**PROBLEM TO WORK ON**
Output each line of the material exactly as it stands.

-- BEGIN DATA SUPPLIED --

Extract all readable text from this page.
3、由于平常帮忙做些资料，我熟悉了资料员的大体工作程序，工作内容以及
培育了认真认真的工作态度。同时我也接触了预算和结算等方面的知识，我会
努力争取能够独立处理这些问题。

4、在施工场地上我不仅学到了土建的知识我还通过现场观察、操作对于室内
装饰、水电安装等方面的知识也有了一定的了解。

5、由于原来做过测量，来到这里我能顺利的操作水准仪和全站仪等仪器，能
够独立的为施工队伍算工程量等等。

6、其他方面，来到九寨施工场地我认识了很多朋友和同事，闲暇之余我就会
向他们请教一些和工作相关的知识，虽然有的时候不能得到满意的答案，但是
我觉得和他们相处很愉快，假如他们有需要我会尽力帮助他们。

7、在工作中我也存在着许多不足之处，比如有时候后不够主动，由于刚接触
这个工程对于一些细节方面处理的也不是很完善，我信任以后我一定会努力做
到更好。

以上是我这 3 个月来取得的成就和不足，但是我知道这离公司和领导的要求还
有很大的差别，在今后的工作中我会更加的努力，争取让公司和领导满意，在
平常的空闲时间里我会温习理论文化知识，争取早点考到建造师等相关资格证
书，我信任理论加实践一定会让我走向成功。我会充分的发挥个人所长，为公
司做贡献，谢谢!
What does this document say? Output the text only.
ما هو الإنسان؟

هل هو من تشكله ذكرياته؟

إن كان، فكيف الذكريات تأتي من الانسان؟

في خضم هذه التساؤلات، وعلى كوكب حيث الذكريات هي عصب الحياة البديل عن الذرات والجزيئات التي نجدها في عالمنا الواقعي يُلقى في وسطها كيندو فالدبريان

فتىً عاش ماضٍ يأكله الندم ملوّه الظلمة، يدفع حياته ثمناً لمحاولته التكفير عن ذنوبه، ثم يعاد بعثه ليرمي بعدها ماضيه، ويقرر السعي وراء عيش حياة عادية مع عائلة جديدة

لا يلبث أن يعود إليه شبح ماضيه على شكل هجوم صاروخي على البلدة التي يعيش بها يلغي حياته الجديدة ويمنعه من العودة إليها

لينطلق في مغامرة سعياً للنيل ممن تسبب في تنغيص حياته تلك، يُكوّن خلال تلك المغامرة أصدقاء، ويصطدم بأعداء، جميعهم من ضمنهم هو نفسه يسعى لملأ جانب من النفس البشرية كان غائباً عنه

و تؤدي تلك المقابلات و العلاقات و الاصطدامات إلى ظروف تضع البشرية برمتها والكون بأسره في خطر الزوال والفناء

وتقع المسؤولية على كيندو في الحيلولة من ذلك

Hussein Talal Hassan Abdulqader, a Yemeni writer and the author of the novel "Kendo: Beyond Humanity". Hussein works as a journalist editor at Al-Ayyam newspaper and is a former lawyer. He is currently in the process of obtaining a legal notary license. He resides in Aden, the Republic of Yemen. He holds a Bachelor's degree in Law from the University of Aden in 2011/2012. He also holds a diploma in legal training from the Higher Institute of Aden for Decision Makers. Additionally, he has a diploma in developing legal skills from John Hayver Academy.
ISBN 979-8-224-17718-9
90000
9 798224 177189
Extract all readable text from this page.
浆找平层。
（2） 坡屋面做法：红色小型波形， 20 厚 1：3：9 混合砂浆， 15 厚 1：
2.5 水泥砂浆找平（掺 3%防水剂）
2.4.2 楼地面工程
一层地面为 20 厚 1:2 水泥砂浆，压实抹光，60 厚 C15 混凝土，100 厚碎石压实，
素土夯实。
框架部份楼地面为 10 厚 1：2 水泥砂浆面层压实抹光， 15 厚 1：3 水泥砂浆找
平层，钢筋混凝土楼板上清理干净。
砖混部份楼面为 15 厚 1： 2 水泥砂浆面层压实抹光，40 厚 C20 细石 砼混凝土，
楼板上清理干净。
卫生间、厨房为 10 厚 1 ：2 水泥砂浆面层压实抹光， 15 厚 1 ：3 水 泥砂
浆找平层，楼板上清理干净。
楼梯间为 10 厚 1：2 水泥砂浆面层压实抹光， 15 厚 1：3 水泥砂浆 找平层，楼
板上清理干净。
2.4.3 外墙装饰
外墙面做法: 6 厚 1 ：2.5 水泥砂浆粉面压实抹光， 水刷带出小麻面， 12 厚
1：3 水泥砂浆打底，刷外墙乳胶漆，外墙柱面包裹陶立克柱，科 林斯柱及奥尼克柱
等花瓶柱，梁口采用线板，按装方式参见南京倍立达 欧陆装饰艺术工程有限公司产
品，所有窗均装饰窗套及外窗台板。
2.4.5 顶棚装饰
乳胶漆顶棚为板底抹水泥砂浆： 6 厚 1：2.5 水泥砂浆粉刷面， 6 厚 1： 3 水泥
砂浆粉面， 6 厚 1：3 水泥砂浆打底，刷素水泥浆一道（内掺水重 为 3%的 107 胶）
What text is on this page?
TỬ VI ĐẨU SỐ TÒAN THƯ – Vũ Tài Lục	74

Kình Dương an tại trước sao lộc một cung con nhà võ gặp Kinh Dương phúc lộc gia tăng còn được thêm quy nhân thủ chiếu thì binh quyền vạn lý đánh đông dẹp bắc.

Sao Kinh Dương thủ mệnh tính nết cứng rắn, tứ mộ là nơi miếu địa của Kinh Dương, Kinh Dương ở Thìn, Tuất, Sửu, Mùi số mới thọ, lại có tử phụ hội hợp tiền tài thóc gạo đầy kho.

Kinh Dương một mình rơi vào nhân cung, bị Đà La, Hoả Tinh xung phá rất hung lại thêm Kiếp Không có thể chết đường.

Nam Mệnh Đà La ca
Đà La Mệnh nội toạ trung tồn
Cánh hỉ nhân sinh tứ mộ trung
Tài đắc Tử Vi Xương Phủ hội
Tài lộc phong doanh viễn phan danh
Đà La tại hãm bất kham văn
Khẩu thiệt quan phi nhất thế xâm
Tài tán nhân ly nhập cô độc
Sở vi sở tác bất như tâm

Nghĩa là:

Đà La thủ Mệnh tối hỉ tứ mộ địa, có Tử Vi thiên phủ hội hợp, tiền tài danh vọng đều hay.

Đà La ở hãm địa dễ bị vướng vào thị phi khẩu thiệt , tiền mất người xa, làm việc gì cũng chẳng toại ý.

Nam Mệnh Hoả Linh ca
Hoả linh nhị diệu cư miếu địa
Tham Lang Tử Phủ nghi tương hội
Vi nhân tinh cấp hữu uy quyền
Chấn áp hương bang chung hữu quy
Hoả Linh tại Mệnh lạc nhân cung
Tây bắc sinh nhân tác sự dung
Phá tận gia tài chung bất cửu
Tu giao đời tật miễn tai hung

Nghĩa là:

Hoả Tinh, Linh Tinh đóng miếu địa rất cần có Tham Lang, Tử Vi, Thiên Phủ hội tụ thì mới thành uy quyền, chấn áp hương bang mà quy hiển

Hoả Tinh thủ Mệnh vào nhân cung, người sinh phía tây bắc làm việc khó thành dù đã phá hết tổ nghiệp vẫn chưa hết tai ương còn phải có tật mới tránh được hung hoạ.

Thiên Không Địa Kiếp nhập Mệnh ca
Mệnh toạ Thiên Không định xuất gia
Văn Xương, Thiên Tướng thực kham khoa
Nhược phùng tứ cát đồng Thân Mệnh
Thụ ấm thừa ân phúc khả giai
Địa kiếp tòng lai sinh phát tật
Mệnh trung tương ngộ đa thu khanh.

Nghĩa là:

-- END DATA SUPPLIED --

**ANSWER TO THIS EXERCISE**
Extract all readable text from this page.
3、由于平常帮忙做些资料，我熟悉了资料员的大体工作程序，工作内容以及
培育了认真认真的工作态度。同时我也接触了预算和结算等方面的知识，我会
努力争取能够独立处理这些问题。

4、在施工场地上我不仅学到了土建的知识我还通过现场观察、操作对于室内
装饰、水电安装等方面的知识也有了一定的了解。

5、由于原来做过测量，来到这里我能顺利的操作水准仪和全站仪等仪器，能
够独立的为施工队伍算工程量等等。

6、其他方面，来到九寨施工场地我认识了很多朋友和同事，闲暇之余我就会
向他们请教一些和工作相关的知识，虽然有的时候不能得到满意的答案，但是
我觉得和他们相处很愉快，假如他们有需要我会尽力帮助他们。

7、在工作中我也存在着许多不足之处，比如有时候后不够主动，由于刚接触
这个工程对于一些细节方面处理的也不是很完善，我信任以后我一定会努力做
到更好。

以上是我这 3 个月来取得的成就和不足，但是我知道这离公司和领导的要求还
有很大的差别，在今后的工作中我会更加的努力，争取让公司和领导满意，在
平常的空闲时间里我会温习理论文化知识，争取早点考到建造师等相关资格证
书，我信任理论加实践一定会让我走向成功。我会充分的发挥个人所长，为公
司做贡献，谢谢!
What does this document say? Output the text only.
ما هو الإنسان؟

هل هو من تشكله ذكرياته؟

إن كان، فكيف الذكريات تأتي من الانسان؟

في خضم هذه التساؤلات، وعلى كوكب حيث الذكريات هي عصب الحياة البديل عن الذرات والجزيئات التي نجدها في عالمنا الواقعي يُلقى في وسطها كيندو فالدبريان

فتىً عاش ماضٍ يأكله الندم ملوّه الظلمة، يدفع حياته ثمناً لمحاولته التكفير عن ذنوبه، ثم يعاد بعثه ليرمي بعدها ماضيه، ويقرر السعي وراء عيش حياة عادية مع عائلة جديدة

لا يلبث أن يعود إليه شبح ماضيه على شكل هجوم صاروخي على البلدة التي يعيش بها يلغي حياته الجديدة ويمنعه من العودة إليها

لينطلق في مغامرة سعياً للنيل ممن تسبب في تنغيص حياته تلك، يُكوّن خلال تلك المغامرة أصدقاء، ويصطدم بأعداء، جميعهم من ضمنهم هو نفسه يسعى لملأ جانب من النفس البشرية كان غائباً عنه

و تؤدي تلك المقابلات و العلاقات و الاصطدامات إلى ظروف تضع البشرية برمتها والكون بأسره في خطر الزوال والفناء

وتقع المسؤولية على كيندو في الحيلولة من ذلك

Hussein Talal Hassan Abdulqader, a Yemeni writer and the author of the novel "Kendo: Beyond Humanity". Hussein works as a journalist editor at Al-Ayyam newspaper and is a former lawyer. He is currently in the process of obtaining a legal notary license. He resides in Aden, the Republic of Yemen. He holds a Bachelor's degree in Law from the University of Aden in 2011/2012. He also holds a diploma in legal training from the Higher Institute of Aden for Decision Makers. Additionally, he has a diploma in developing legal skills from John Hayver Academy.
ISBN 979-8-224-17718-9
90000
9 798224 177189
Extract all readable text from this page.
浆找平层。
（2） 坡屋面做法：红色小型波形， 20 厚 1：3：9 混合砂浆， 15 厚 1：
2.5 水泥砂浆找平（掺 3%防水剂）
2.4.2 楼地面工程
一层地面为 20 厚 1:2 水泥砂浆，压实抹光，60 厚 C15 混凝土，100 厚碎石压实，
素土夯实。
框架部份楼地面为 10 厚 1：2 水泥砂浆面层压实抹光， 15 厚 1：3 水泥砂浆找
平层，钢筋混凝土楼板上清理干净。
砖混部份楼面为 15 厚 1： 2 水泥砂浆面层压实抹光，40 厚 C20 细石 砼混凝土，
楼板上清理干净。
卫生间、厨房为 10 厚 1 ：2 水泥砂浆面层压实抹光， 15 厚 1 ：3 水 泥砂
浆找平层，楼板上清理干净。
楼梯间为 10 厚 1：2 水泥砂浆面层压实抹光， 15 厚 1：3 水泥砂浆 找平层，楼
板上清理干净。
2.4.3 外墙装饰
外墙面做法: 6 厚 1 ：2.5 水泥砂浆粉面压实抹光， 水刷带出小麻面， 12 厚
1：3 水泥砂浆打底，刷外墙乳胶漆，外墙柱面包裹陶立克柱，科 林斯柱及奥尼克柱
等花瓶柱，梁口采用线板，按装方式参见南京倍立达 欧陆装饰艺术工程有限公司产
品，所有窗均装饰窗套及外窗台板。
2.4.5 顶棚装饰
乳胶漆顶棚为板底抹水泥砂浆： 6 厚 1：2.5 水泥砂浆粉刷面， 6 厚 1： 3 水泥
砂浆粉面， 6 厚 1：3 水泥砂浆打底，刷素水泥浆一道（内掺水重 为 3%的 107 胶）
What text is on this page?
TỬ VI ĐẨU SỐ TÒAN THƯ – Vũ Tài Lục	74

Kình Dương an tại trước sao lộc một cung con nhà võ gặp Kinh Dương phúc lộc gia tăng còn được thêm quy nhân thủ chiếu thì binh quyền vạn lý đánh đông dẹp bắc.

Sao Kinh Dương thủ mệnh tính nết cứng rắn, tứ mộ là nơi miếu địa của Kinh Dương, Kinh Dương ở Thìn, Tuất, Sửu, Mùi số mới thọ, lại có tử phụ hội hợp tiền tài thóc gạo đầy kho.

Kinh Dương một mình rơi vào nhân cung, bị Đà La, Hoả Tinh xung phá rất hung lại thêm Kiếp Không có thể chết đường.

Nam Mệnh Đà La ca
Đà La Mệnh nội toạ trung tồn
Cánh hỉ nhân sinh tứ mộ trung
Tài đắc Tử Vi Xương Phủ hội
Tài lộc phong doanh viễn phan danh
Đà La tại hãm bất kham văn
Khẩu thiệt quan phi nhất thế xâm
Tài tán nhân ly nhập cô độc
Sở vi sở tác bất như tâm

Nghĩa là:

Đà La thủ Mệnh tối hỉ tứ mộ địa, có Tử Vi thiên phủ hội hợp, tiền tài danh vọng đều hay.

Đà La ở hãm địa dễ bị vướng vào thị phi khẩu thiệt , tiền mất người xa, làm việc gì cũng chẳng toại ý.

Nam Mệnh Hoả Linh ca
Hoả linh nhị diệu cư miếu địa
Tham Lang Tử Phủ nghi tương hội
Vi nhân tinh cấp hữu uy quyền
Chấn áp hương bang chung hữu quy
Hoả Linh tại Mệnh lạc nhân cung
Tây bắc sinh nhân tác sự dung
Phá tận gia tài chung bất cửu
Tu giao đời tật miễn tai hung

Nghĩa là:

Hoả Tinh, Linh Tinh đóng miếu địa rất cần có Tham Lang, Tử Vi, Thiên Phủ hội tụ thì mới thành uy quyền, chấn áp hương bang mà quy hiển

Hoả Tinh thủ Mệnh vào nhân cung, người sinh phía tây bắc làm việc khó thành dù đã phá hết tổ nghiệp vẫn chưa hết tai ương còn phải có tật mới tránh được hung hoạ.

Thiên Không Địa Kiếp nhập Mệnh ca
Mệnh toạ Thiên Không định xuất gia
Văn Xương, Thiên Tướng thực kham khoa
Nhược phùng tứ cát đồng Thân Mệnh
Thụ ấm thừa ân phúc khả giai
Địa kiếp tòng lai sinh phát tật
Mệnh trung tương ngộ đa thu khanh.

Nghĩa là:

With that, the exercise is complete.